(Records excerpted from a collection)
================================

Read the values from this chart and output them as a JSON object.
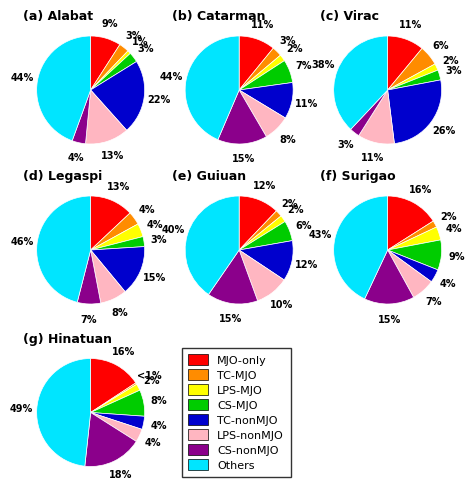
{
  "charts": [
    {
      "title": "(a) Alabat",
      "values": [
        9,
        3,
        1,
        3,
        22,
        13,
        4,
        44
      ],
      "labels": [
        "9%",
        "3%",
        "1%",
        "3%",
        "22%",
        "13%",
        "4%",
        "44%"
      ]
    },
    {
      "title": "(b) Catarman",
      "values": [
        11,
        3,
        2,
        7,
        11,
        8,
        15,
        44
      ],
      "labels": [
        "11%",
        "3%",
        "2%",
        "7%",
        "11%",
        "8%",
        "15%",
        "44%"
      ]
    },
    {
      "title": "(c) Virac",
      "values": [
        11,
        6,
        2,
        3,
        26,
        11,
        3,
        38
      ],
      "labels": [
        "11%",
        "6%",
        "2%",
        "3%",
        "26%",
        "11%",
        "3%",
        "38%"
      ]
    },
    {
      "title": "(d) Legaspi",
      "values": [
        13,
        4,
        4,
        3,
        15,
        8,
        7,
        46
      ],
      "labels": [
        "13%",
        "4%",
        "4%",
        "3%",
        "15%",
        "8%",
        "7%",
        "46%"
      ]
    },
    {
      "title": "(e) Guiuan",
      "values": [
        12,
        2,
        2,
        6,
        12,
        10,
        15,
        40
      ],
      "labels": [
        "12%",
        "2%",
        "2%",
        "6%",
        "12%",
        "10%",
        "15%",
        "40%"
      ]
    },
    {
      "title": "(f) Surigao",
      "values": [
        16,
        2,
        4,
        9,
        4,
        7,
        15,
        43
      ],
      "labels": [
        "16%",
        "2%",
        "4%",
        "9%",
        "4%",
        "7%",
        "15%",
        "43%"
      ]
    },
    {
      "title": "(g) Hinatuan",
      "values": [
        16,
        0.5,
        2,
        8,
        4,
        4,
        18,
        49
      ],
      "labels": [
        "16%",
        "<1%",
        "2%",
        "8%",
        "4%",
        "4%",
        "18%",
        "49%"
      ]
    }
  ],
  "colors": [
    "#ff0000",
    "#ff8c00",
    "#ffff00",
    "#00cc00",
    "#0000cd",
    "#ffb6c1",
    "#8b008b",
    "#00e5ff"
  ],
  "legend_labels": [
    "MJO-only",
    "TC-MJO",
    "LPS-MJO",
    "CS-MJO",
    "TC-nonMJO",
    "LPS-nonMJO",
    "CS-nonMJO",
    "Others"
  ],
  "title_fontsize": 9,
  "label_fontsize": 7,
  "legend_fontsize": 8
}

================================

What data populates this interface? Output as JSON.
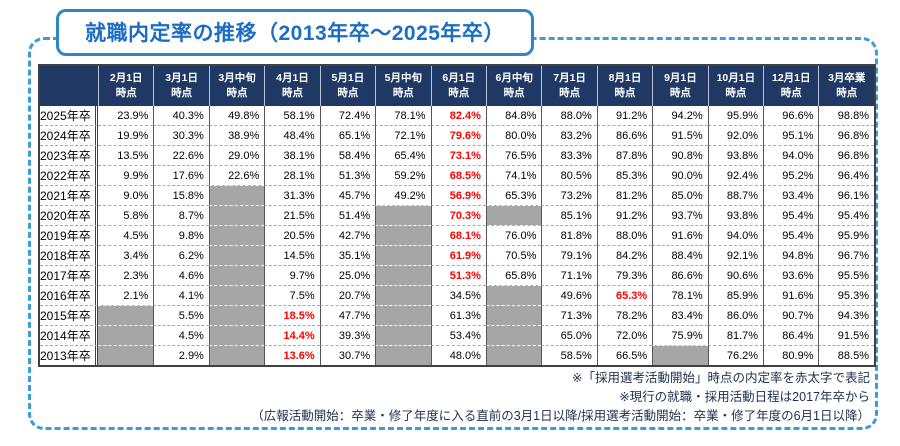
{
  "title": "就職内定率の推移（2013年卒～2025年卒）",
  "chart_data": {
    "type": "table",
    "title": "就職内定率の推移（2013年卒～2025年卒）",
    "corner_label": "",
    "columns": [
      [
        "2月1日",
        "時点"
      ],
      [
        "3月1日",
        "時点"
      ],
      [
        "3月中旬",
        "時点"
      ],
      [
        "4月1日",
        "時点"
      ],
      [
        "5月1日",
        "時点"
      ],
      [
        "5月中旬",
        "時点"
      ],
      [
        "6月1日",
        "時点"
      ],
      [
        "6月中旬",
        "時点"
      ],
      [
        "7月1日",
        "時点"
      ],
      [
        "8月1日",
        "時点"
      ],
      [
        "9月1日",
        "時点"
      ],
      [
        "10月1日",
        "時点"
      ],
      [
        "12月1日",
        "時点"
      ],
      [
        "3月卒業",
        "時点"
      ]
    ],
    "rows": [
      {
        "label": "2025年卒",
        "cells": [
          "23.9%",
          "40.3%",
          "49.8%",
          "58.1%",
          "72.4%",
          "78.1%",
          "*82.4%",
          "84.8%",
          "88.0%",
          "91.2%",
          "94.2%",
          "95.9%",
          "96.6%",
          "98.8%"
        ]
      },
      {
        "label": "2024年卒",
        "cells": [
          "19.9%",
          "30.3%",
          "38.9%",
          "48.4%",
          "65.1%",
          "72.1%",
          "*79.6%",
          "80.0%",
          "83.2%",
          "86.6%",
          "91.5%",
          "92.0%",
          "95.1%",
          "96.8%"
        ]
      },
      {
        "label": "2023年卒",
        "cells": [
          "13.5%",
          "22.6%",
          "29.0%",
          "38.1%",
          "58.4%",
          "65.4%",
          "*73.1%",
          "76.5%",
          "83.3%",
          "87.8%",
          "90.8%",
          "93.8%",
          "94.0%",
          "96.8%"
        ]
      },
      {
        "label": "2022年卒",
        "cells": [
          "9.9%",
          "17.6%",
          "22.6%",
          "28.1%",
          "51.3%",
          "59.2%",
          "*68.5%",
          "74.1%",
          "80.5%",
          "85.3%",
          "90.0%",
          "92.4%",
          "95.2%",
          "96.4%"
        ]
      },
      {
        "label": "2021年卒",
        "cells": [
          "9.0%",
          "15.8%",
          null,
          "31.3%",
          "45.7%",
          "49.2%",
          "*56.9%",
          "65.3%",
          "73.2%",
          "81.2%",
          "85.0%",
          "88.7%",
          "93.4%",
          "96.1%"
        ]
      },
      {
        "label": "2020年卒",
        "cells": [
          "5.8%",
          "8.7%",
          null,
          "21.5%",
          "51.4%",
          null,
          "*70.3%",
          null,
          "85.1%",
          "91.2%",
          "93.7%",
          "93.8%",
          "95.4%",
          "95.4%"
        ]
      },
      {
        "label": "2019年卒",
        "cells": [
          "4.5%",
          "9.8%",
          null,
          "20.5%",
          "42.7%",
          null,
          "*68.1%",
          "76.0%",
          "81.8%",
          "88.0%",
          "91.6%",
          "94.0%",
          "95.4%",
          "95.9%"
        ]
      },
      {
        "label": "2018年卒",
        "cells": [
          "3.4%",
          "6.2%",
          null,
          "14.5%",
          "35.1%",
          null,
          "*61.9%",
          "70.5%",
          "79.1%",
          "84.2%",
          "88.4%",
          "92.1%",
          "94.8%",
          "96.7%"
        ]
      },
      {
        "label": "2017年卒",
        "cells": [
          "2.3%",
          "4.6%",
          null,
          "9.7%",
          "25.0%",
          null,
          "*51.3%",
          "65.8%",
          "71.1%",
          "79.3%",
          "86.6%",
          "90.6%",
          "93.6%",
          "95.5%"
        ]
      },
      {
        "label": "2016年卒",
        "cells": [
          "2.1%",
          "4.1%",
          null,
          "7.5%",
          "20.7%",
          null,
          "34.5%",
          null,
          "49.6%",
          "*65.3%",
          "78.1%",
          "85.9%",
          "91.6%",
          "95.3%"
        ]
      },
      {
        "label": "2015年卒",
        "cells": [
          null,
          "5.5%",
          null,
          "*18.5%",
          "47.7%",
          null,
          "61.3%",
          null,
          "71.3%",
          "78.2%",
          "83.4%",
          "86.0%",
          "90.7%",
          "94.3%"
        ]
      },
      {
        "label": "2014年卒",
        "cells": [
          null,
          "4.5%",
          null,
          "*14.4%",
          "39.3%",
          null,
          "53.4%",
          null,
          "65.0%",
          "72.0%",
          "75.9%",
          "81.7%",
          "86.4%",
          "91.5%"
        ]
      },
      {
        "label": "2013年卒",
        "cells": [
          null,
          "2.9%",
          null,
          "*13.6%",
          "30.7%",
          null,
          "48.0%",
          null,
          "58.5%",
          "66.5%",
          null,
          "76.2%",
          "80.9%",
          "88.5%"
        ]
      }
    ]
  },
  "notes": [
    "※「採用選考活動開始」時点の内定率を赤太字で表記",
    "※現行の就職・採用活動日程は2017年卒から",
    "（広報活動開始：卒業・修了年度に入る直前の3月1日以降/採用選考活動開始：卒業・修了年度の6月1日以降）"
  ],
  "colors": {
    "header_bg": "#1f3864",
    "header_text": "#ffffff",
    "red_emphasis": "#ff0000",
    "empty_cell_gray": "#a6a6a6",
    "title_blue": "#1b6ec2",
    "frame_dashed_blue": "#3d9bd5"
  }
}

================================

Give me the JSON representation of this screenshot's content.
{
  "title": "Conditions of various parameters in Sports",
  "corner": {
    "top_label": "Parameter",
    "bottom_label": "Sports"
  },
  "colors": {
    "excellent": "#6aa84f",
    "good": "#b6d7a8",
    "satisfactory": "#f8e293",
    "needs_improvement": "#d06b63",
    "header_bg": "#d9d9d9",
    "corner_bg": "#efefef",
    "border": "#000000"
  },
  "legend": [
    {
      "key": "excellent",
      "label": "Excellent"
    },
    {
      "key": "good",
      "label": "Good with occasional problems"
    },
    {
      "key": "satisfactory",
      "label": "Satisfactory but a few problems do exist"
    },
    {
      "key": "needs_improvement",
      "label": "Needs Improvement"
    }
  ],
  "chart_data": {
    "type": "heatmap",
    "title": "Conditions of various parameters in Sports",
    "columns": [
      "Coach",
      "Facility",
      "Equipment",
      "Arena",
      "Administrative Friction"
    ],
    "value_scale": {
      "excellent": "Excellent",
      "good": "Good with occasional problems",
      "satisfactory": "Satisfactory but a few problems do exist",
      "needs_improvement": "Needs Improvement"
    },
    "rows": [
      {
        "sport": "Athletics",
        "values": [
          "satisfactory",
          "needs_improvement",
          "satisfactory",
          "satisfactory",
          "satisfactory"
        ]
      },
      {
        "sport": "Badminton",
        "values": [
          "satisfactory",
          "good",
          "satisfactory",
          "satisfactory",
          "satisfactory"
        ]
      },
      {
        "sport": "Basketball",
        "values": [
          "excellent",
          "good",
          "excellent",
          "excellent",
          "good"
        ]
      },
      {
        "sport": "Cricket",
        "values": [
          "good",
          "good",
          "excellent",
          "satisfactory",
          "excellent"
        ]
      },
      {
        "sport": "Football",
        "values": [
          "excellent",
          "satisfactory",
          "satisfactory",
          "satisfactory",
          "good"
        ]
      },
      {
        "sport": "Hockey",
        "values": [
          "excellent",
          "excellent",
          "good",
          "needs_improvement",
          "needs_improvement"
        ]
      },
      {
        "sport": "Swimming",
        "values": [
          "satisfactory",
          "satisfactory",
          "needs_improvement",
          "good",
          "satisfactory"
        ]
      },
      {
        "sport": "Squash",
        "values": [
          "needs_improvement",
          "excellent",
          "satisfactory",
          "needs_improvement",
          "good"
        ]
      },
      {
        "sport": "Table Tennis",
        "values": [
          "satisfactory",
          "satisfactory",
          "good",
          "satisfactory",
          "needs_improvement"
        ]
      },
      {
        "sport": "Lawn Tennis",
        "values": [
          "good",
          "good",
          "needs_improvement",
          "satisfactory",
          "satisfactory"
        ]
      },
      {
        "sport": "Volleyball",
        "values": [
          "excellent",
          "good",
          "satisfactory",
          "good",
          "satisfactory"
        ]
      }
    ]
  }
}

================================

**Task to carry out:** Go through the listing above and list every line that has the word "採用選考活動開始".

**Final result:**
    "※「採用選考活動開始」時点の内定率を赤太字で表記",
    "（広報活動開始：卒業・修了年度に入る直前の3月1日以降/採用選考活動開始：卒業・修了年度の6月1日以降）"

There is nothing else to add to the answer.